• Task brief:
Below is a block of records; return all of them exactly, but without the images.

• Information shown:
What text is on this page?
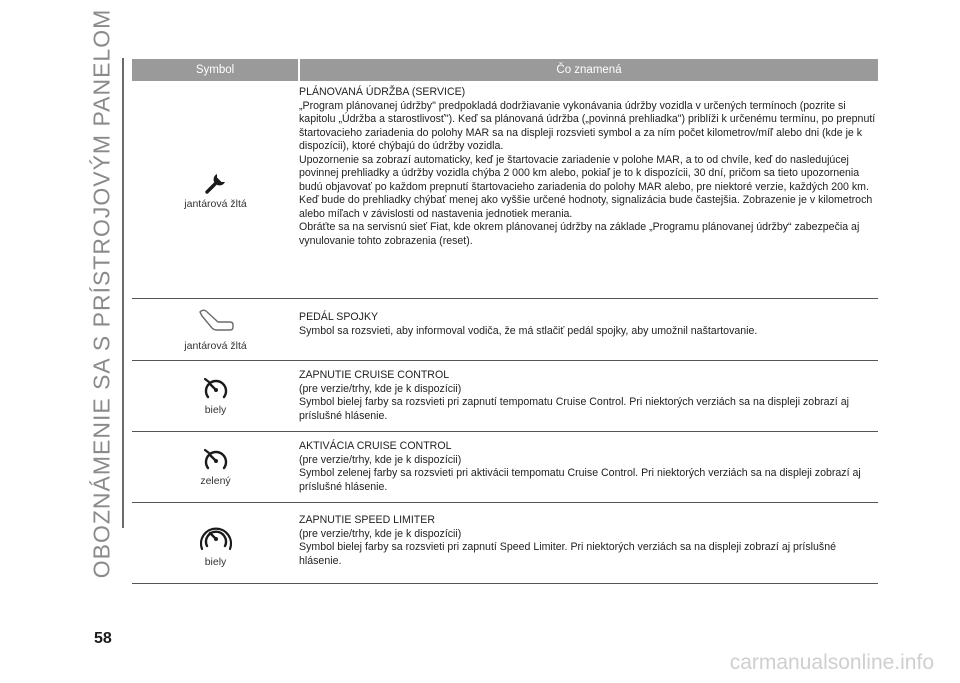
OBOZNÁMENIE SA S PRÍSTROJOVÝM PANELOM	Symbol	Čo znamená

jantárová žltá	PLÁNOVANÁ ÚDRŽBA (SERVICE)
„Program plánovanej údržby" predpokladá dodržiavanie vykonávania údržby vozidla v určených termínoch (pozrite si kapitolu „Údržba a starostlivosť"). Keď sa plánovaná údržba („povinná prehliadka") priblíži k určenému termínu, po prepnutí štartovacieho zariadenia do polohy MAR sa na displeji rozsvieti symbol a za ním počet kilometrov/míľ alebo dni (kde je k dispozícii), ktoré chýbajú do údržby vozidla.
Upozornenie sa zobrazí automaticky, keď je štartovacie zariadenie v polohe MAR, a to od chvíle, keď do nasledujúcej povinnej prehliadky a údržby vozidla chýba 2 000 km alebo, pokiaľ je to k dispozícii, 30 dní, pričom sa tieto upozornenia budú objavovať po každom prepnutí štartovacieho zariadenia do polohy MAR alebo, pre niektoré verzie, každých 200 km. Keď bude do prehliadky chýbať menej ako vyššie určené hodnoty, signalizácia bude častejšia. Zobrazenie je v kilometroch alebo míľach v závislosti od nastavenia jednotiek merania.
Obráťte sa na servisnú sieť Fiat, kde okrem plánovanej údržby na základe „Programu plánovanej údržby“ zabezpečia aj vynulovanie tohto zobrazenia (reset).

jantárová žltá	PEDÁL SPOJKY
Symbol sa rozsvieti, aby informoval vodiča, že má stlačiť pedál spojky, aby umožnil naštartovanie.

biely	ZAPNUTIE CRUISE CONTROL
(pre verzie/trhy, kde je k dispozícii)
Symbol bielej farby sa rozsvieti pri zapnutí tempomatu Cruise Control. Pri niektorých verziách sa na displeji zobrazí aj príslušné hlásenie.

zelený	AKTIVÁCIA CRUISE CONTROL
(pre verzie/trhy, kde je k dispozícii)
Symbol zelenej farby sa rozsvieti pri aktivácii tempomatu Cruise Control. Pri niektorých verziách sa na displeji zobrazí aj príslušné hlásenie.

biely	ZAPNUTIE SPEED LIMITER
(pre verzie/trhy, kde je k dispozícii)
Symbol bielej farby sa rozsvieti pri zapnutí Speed Limiter. Pri niektorých verziách sa na displeji zobrazí aj príslušné hlásenie.
58
carmanualsonline.info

• Reply:
What text is on this page?
OBOZNÁMENIE SA S PRÍSTROJOVÝM PANELOM	Symbol	Čo znamená

jantárová žltá	PLÁNOVANÁ ÚDRŽBA (SERVICE)
„Program plánovanej údržby" predpokladá dodržiavanie vykonávania údržby vozidla v určených termínoch (pozrite si kapitolu „Údržba a starostlivosť"). Keď sa plánovaná údržba („povinná prehliadka") priblíži k určenému termínu, po prepnutí štartovacieho zariadenia do polohy MAR sa na displeji rozsvieti symbol a za ním počet kilometrov/míľ alebo dni (kde je k dispozícii), ktoré chýbajú do údržby vozidla.
Upozornenie sa zobrazí automaticky, keď je štartovacie zariadenie v polohe MAR, a to od chvíle, keď do nasledujúcej povinnej prehliadky a údržby vozidla chýba 2 000 km alebo, pokiaľ je to k dispozícii, 30 dní, pričom sa tieto upozornenia budú objavovať po každom prepnutí štartovacieho zariadenia do polohy MAR alebo, pre niektoré verzie, každých 200 km. Keď bude do prehliadky chýbať menej ako vyššie určené hodnoty, signalizácia bude častejšia. Zobrazenie je v kilometroch alebo míľach v závislosti od nastavenia jednotiek merania.
Obráťte sa na servisnú sieť Fiat, kde okrem plánovanej údržby na základe „Programu plánovanej údržby“ zabezpečia aj vynulovanie tohto zobrazenia (reset).

jantárová žltá	PEDÁL SPOJKY
Symbol sa rozsvieti, aby informoval vodiča, že má stlačiť pedál spojky, aby umožnil naštartovanie.

biely	ZAPNUTIE CRUISE CONTROL
(pre verzie/trhy, kde je k dispozícii)
Symbol bielej farby sa rozsvieti pri zapnutí tempomatu Cruise Control. Pri niektorých verziách sa na displeji zobrazí aj príslušné hlásenie.

zelený	AKTIVÁCIA CRUISE CONTROL
(pre verzie/trhy, kde je k dispozícii)
Symbol zelenej farby sa rozsvieti pri aktivácii tempomatu Cruise Control. Pri niektorých verziách sa na displeji zobrazí aj príslušné hlásenie.

biely	ZAPNUTIE SPEED LIMITER
(pre verzie/trhy, kde je k dispozícii)
Symbol bielej farby sa rozsvieti pri zapnutí Speed Limiter. Pri niektorých verziách sa na displeji zobrazí aj príslušné hlásenie.
58
carmanualsonline.info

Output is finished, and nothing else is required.